┌──
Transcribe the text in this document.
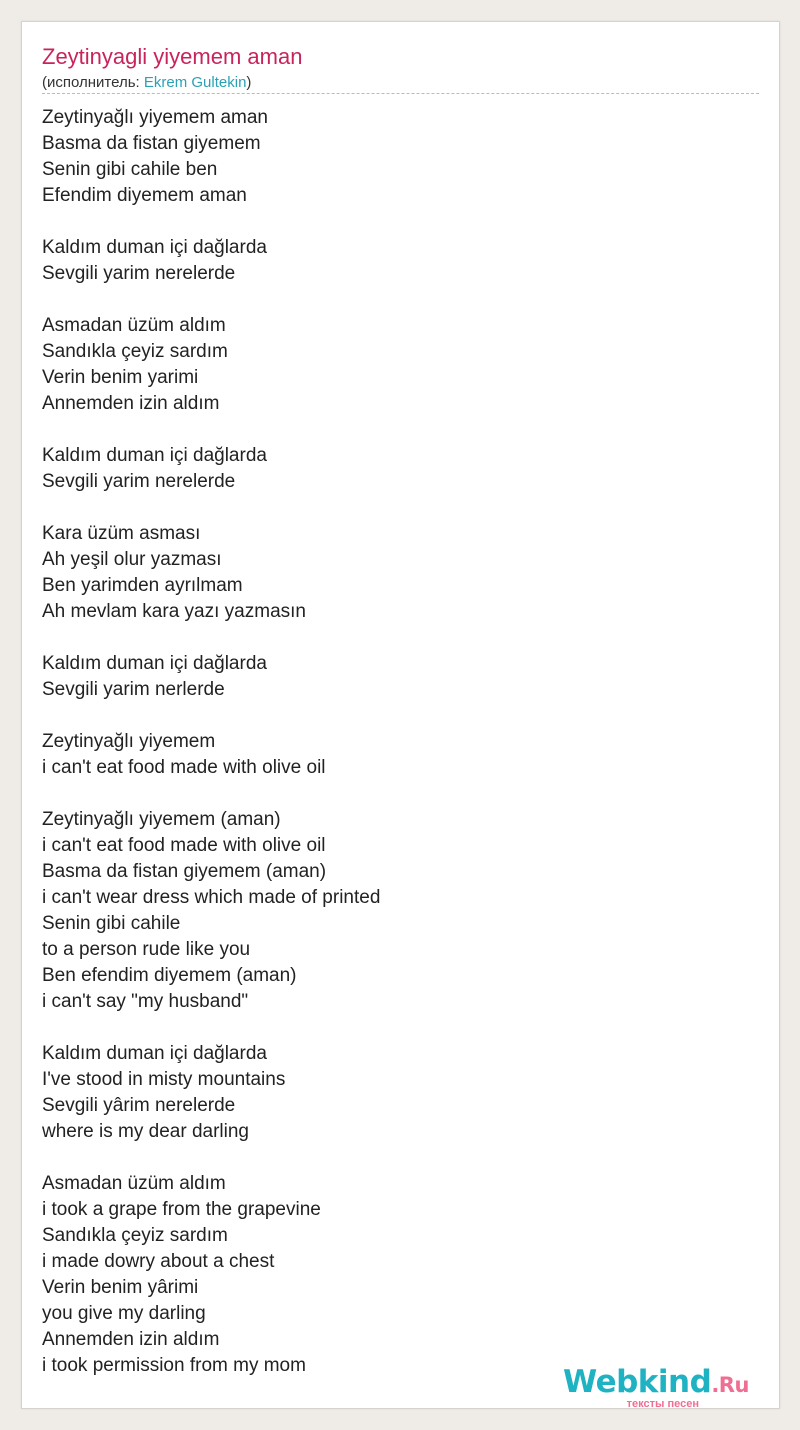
Zeytinyagli yiyemem aman
(исполнитель: Ekrem Gultekin)
Zeytinyağlı yiyemem aman
Basma da fistan giyemem
Senin gibi cahile ben
Efendim diyemem aman
Kaldım duman içi dağlarda
Sevgili yarim nerelerde
Asmadan üzüm aldım
Sandıkla çeyiz sardım
Verin benim yarimi
Annemden izin aldım
Kaldım duman içi dağlarda
Sevgili yarim nerelerde
Kara üzüm asması
Ah yeşil olur yazması
Ben yarimden ayrılmam
Ah mevlam kara yazı yazmasın
Kaldım duman içi dağlarda
Sevgili yarim nerlerde
Zeytinyağlı yiyemem
i can't eat food made with olive oil
Zeytinyağlı yiyemem (aman)
i can't eat food made with olive oil
Basma da fistan giyemem (aman)
i can't wear dress which made of printed
Senin gibi cahile
to a person rude like you
Ben efendim diyemem (aman)
i can't say "my husband"
Kaldım duman içi dağlarda
I've stood in misty mountains
Sevgili yârim nerelerde
where is my dear darling
Asmadan üzüm aldım
i took a grape from the grapevine
Sandıkla çeyiz sardım
i made dowry about a chest
Verin benim yârimi
you give my darling
Annemden izin aldım
i took permission from my mom	Webkind.Ru
тексты песен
└──
__Task to carry out__
Gather every line from the entries above where the word "diyemem" appears, and copy them.

__Task output__
Efendim diyemem aman
Ben efendim diyemem (aman)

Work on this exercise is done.